**Exercise instructions:**
Take the entries below and reproduce them word for word.

**Provided data:**
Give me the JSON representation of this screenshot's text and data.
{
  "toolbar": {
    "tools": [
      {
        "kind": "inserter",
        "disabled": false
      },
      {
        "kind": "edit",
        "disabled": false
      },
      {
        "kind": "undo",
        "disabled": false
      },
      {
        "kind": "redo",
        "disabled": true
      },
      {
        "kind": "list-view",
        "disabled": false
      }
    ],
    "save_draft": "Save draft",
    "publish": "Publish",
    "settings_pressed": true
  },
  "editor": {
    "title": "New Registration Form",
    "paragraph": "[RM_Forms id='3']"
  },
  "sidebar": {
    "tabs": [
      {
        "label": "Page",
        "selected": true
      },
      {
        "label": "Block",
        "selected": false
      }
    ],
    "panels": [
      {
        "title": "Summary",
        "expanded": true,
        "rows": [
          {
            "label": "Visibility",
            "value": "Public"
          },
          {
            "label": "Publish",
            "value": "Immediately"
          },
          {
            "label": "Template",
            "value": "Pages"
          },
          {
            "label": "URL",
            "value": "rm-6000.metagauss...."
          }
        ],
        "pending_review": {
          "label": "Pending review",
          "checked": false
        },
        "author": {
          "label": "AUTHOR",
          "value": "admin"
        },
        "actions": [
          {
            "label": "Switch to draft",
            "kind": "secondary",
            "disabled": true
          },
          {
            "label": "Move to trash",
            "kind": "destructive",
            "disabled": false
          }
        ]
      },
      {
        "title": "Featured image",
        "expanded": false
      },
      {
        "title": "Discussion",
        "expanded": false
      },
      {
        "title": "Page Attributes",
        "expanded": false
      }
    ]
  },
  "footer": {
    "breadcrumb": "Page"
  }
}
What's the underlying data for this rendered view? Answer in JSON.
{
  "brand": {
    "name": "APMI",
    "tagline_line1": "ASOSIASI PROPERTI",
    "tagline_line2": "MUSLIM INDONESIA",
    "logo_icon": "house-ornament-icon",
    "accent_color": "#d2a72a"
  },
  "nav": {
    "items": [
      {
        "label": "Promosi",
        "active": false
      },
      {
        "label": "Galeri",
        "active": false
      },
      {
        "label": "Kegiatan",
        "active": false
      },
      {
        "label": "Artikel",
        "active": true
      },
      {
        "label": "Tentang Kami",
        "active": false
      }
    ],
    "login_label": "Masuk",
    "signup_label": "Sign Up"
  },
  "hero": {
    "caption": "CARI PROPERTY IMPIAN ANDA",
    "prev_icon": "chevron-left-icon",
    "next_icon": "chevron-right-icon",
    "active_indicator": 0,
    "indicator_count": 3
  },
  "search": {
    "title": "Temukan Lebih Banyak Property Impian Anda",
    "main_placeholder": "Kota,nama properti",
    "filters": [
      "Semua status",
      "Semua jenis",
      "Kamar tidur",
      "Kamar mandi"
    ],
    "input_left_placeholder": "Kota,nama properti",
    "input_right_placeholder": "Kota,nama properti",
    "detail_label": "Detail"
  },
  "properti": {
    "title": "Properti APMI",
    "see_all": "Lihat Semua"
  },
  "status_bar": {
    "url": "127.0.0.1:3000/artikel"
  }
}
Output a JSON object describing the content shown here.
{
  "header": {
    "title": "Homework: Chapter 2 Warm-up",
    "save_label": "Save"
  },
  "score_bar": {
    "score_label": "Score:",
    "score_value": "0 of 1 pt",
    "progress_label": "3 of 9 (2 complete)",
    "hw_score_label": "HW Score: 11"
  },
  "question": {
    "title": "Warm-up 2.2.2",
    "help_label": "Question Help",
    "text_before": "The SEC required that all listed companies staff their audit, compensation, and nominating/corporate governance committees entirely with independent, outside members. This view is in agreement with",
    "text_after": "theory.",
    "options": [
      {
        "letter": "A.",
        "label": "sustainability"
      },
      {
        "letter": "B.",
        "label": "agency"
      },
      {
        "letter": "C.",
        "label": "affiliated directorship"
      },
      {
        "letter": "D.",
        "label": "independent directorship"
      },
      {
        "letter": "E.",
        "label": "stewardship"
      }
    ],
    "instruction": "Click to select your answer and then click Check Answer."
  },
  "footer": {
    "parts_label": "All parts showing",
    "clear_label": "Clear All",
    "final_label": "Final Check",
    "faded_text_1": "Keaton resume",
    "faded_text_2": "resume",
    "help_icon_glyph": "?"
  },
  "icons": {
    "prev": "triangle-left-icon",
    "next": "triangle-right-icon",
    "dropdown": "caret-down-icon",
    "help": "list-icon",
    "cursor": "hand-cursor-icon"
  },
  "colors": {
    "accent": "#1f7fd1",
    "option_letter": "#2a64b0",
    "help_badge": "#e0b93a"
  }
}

**Answer for this exercise:**
Give me the JSON representation of this screenshot's text and data.
{
  "toolbar": {
    "tools": [
      {
        "kind": "inserter",
        "disabled": false
      },
      {
        "kind": "edit",
        "disabled": false
      },
      {
        "kind": "undo",
        "disabled": false
      },
      {
        "kind": "redo",
        "disabled": true
      },
      {
        "kind": "list-view",
        "disabled": false
      }
    ],
    "save_draft": "Save draft",
    "publish": "Publish",
    "settings_pressed": true
  },
  "editor": {
    "title": "New Registration Form",
    "paragraph": "[RM_Forms id='3']"
  },
  "sidebar": {
    "tabs": [
      {
        "label": "Page",
        "selected": true
      },
      {
        "label": "Block",
        "selected": false
      }
    ],
    "panels": [
      {
        "title": "Summary",
        "expanded": true,
        "rows": [
          {
            "label": "Visibility",
            "value": "Public"
          },
          {
            "label": "Publish",
            "value": "Immediately"
          },
          {
            "label": "Template",
            "value": "Pages"
          },
          {
            "label": "URL",
            "value": "rm-6000.metagauss...."
          }
        ],
        "pending_review": {
          "label": "Pending review",
          "checked": false
        },
        "author": {
          "label": "AUTHOR",
          "value": "admin"
        },
        "actions": [
          {
            "label": "Switch to draft",
            "kind": "secondary",
            "disabled": true
          },
          {
            "label": "Move to trash",
            "kind": "destructive",
            "disabled": false
          }
        ]
      },
      {
        "title": "Featured image",
        "expanded": false
      },
      {
        "title": "Discussion",
        "expanded": false
      },
      {
        "title": "Page Attributes",
        "expanded": false
      }
    ]
  },
  "footer": {
    "breadcrumb": "Page"
  }
}
What's the underlying data for this rendered view? Answer in JSON.
{
  "brand": {
    "name": "APMI",
    "tagline_line1": "ASOSIASI PROPERTI",
    "tagline_line2": "MUSLIM INDONESIA",
    "logo_icon": "house-ornament-icon",
    "accent_color": "#d2a72a"
  },
  "nav": {
    "items": [
      {
        "label": "Promosi",
        "active": false
      },
      {
        "label": "Galeri",
        "active": false
      },
      {
        "label": "Kegiatan",
        "active": false
      },
      {
        "label": "Artikel",
        "active": true
      },
      {
        "label": "Tentang Kami",
        "active": false
      }
    ],
    "login_label": "Masuk",
    "signup_label": "Sign Up"
  },
  "hero": {
    "caption": "CARI PROPERTY IMPIAN ANDA",
    "prev_icon": "chevron-left-icon",
    "next_icon": "chevron-right-icon",
    "active_indicator": 0,
    "indicator_count": 3
  },
  "search": {
    "title": "Temukan Lebih Banyak Property Impian Anda",
    "main_placeholder": "Kota,nama properti",
    "filters": [
      "Semua status",
      "Semua jenis",
      "Kamar tidur",
      "Kamar mandi"
    ],
    "input_left_placeholder": "Kota,nama properti",
    "input_right_placeholder": "Kota,nama properti",
    "detail_label": "Detail"
  },
  "properti": {
    "title": "Properti APMI",
    "see_all": "Lihat Semua"
  },
  "status_bar": {
    "url": "127.0.0.1:3000/artikel"
  }
}
Output a JSON object describing the content shown here.
{
  "header": {
    "title": "Homework: Chapter 2 Warm-up",
    "save_label": "Save"
  },
  "score_bar": {
    "score_label": "Score:",
    "score_value": "0 of 1 pt",
    "progress_label": "3 of 9 (2 complete)",
    "hw_score_label": "HW Score: 11"
  },
  "question": {
    "title": "Warm-up 2.2.2",
    "help_label": "Question Help",
    "text_before": "The SEC required that all listed companies staff their audit, compensation, and nominating/corporate governance committees entirely with independent, outside members. This view is in agreement with",
    "text_after": "theory.",
    "options": [
      {
        "letter": "A.",
        "label": "sustainability"
      },
      {
        "letter": "B.",
        "label": "agency"
      },
      {
        "letter": "C.",
        "label": "affiliated directorship"
      },
      {
        "letter": "D.",
        "label": "independent directorship"
      },
      {
        "letter": "E.",
        "label": "stewardship"
      }
    ],
    "instruction": "Click to select your answer and then click Check Answer."
  },
  "footer": {
    "parts_label": "All parts showing",
    "clear_label": "Clear All",
    "final_label": "Final Check",
    "faded_text_1": "Keaton resume",
    "faded_text_2": "resume",
    "help_icon_glyph": "?"
  },
  "icons": {
    "prev": "triangle-left-icon",
    "next": "triangle-right-icon",
    "dropdown": "caret-down-icon",
    "help": "list-icon",
    "cursor": "hand-cursor-icon"
  },
  "colors": {
    "accent": "#1f7fd1",
    "option_letter": "#2a64b0",
    "help_badge": "#e0b93a"
  }
}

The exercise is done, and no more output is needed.